Objective:
Copy out each line below exactly as it appears.

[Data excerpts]
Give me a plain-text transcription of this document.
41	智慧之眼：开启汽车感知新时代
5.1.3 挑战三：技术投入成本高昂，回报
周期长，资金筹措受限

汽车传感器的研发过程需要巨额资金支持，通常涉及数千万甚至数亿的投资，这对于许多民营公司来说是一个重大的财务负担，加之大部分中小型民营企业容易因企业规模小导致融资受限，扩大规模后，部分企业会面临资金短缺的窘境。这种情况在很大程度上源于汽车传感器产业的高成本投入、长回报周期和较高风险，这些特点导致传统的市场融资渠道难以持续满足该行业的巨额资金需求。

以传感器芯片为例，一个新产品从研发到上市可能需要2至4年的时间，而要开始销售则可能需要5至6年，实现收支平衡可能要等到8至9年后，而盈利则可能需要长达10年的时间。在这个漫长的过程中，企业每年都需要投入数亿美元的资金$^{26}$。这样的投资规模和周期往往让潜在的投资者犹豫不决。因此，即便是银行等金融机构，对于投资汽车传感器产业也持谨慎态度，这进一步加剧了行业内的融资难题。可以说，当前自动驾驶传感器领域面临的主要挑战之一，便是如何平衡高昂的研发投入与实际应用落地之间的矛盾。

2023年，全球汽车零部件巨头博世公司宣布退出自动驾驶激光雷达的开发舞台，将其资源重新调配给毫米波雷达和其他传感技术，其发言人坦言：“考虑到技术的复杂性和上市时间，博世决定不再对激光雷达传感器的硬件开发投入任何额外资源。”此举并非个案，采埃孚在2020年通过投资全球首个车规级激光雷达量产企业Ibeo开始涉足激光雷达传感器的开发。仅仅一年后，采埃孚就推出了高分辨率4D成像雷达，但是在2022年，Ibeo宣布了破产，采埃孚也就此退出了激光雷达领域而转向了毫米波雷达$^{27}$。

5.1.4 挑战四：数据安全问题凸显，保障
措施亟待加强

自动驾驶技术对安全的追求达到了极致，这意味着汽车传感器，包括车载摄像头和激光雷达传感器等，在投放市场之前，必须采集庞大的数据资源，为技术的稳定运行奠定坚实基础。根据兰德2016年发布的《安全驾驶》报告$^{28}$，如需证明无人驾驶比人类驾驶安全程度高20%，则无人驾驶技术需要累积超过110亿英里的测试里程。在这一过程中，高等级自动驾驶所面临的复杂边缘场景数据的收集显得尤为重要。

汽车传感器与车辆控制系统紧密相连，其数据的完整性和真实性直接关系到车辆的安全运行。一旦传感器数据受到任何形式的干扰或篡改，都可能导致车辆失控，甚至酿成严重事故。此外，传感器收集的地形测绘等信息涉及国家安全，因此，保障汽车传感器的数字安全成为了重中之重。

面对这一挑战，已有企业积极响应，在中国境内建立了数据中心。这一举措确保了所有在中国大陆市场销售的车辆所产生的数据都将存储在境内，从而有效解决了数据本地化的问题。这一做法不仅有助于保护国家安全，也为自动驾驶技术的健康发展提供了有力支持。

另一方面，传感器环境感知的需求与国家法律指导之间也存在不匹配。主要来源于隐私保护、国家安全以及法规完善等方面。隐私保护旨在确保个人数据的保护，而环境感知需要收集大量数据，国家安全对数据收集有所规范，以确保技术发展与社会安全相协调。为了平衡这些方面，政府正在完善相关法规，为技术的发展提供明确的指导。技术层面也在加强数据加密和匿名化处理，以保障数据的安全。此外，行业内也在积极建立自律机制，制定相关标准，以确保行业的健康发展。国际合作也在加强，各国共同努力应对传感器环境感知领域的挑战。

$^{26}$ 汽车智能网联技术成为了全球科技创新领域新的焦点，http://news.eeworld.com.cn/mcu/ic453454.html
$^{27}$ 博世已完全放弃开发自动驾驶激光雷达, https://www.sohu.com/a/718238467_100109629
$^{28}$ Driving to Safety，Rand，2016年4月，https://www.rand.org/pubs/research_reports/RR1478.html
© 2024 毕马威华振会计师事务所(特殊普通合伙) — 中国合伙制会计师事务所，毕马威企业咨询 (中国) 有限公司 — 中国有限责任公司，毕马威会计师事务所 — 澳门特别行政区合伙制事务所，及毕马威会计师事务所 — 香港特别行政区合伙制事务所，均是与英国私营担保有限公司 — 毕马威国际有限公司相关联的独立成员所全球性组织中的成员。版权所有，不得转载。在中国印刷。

Answer below:
Give me a plain-text transcription of this document.
41	智慧之眼：开启汽车感知新时代
5.1.3 挑战三：技术投入成本高昂，回报
周期长，资金筹措受限

汽车传感器的研发过程需要巨额资金支持，通常涉及数千万甚至数亿的投资，这对于许多民营公司来说是一个重大的财务负担，加之大部分中小型民营企业容易因企业规模小导致融资受限，扩大规模后，部分企业会面临资金短缺的窘境。这种情况在很大程度上源于汽车传感器产业的高成本投入、长回报周期和较高风险，这些特点导致传统的市场融资渠道难以持续满足该行业的巨额资金需求。

以传感器芯片为例，一个新产品从研发到上市可能需要2至4年的时间，而要开始销售则可能需要5至6年，实现收支平衡可能要等到8至9年后，而盈利则可能需要长达10年的时间。在这个漫长的过程中，企业每年都需要投入数亿美元的资金$^{26}$。这样的投资规模和周期往往让潜在的投资者犹豫不决。因此，即便是银行等金融机构，对于投资汽车传感器产业也持谨慎态度，这进一步加剧了行业内的融资难题。可以说，当前自动驾驶传感器领域面临的主要挑战之一，便是如何平衡高昂的研发投入与实际应用落地之间的矛盾。

2023年，全球汽车零部件巨头博世公司宣布退出自动驾驶激光雷达的开发舞台，将其资源重新调配给毫米波雷达和其他传感技术，其发言人坦言：“考虑到技术的复杂性和上市时间，博世决定不再对激光雷达传感器的硬件开发投入任何额外资源。”此举并非个案，采埃孚在2020年通过投资全球首个车规级激光雷达量产企业Ibeo开始涉足激光雷达传感器的开发。仅仅一年后，采埃孚就推出了高分辨率4D成像雷达，但是在2022年，Ibeo宣布了破产，采埃孚也就此退出了激光雷达领域而转向了毫米波雷达$^{27}$。

5.1.4 挑战四：数据安全问题凸显，保障
措施亟待加强

自动驾驶技术对安全的追求达到了极致，这意味着汽车传感器，包括车载摄像头和激光雷达传感器等，在投放市场之前，必须采集庞大的数据资源，为技术的稳定运行奠定坚实基础。根据兰德2016年发布的《安全驾驶》报告$^{28}$，如需证明无人驾驶比人类驾驶安全程度高20%，则无人驾驶技术需要累积超过110亿英里的测试里程。在这一过程中，高等级自动驾驶所面临的复杂边缘场景数据的收集显得尤为重要。

汽车传感器与车辆控制系统紧密相连，其数据的完整性和真实性直接关系到车辆的安全运行。一旦传感器数据受到任何形式的干扰或篡改，都可能导致车辆失控，甚至酿成严重事故。此外，传感器收集的地形测绘等信息涉及国家安全，因此，保障汽车传感器的数字安全成为了重中之重。

面对这一挑战，已有企业积极响应，在中国境内建立了数据中心。这一举措确保了所有在中国大陆市场销售的车辆所产生的数据都将存储在境内，从而有效解决了数据本地化的问题。这一做法不仅有助于保护国家安全，也为自动驾驶技术的健康发展提供了有力支持。

另一方面，传感器环境感知的需求与国家法律指导之间也存在不匹配。主要来源于隐私保护、国家安全以及法规完善等方面。隐私保护旨在确保个人数据的保护，而环境感知需要收集大量数据，国家安全对数据收集有所规范，以确保技术发展与社会安全相协调。为了平衡这些方面，政府正在完善相关法规，为技术的发展提供明确的指导。技术层面也在加强数据加密和匿名化处理，以保障数据的安全。此外，行业内也在积极建立自律机制，制定相关标准，以确保行业的健康发展。国际合作也在加强，各国共同努力应对传感器环境感知领域的挑战。

$^{26}$ 汽车智能网联技术成为了全球科技创新领域新的焦点，http://news.eeworld.com.cn/mcu/ic453454.html
$^{27}$ 博世已完全放弃开发自动驾驶激光雷达, https://www.sohu.com/a/718238467_100109629
$^{28}$ Driving to Safety，Rand，2016年4月，https://www.rand.org/pubs/research_reports/RR1478.html
© 2024 毕马威华振会计师事务所(特殊普通合伙) — 中国合伙制会计师事务所，毕马威企业咨询 (中国) 有限公司 — 中国有限责任公司，毕马威会计师事务所 — 澳门特别行政区合伙制事务所，及毕马威会计师事务所 — 香港特别行政区合伙制事务所，均是与英国私营担保有限公司 — 毕马威国际有限公司相关联的独立成员所全球性组织中的成员。版权所有，不得转载。在中国印刷。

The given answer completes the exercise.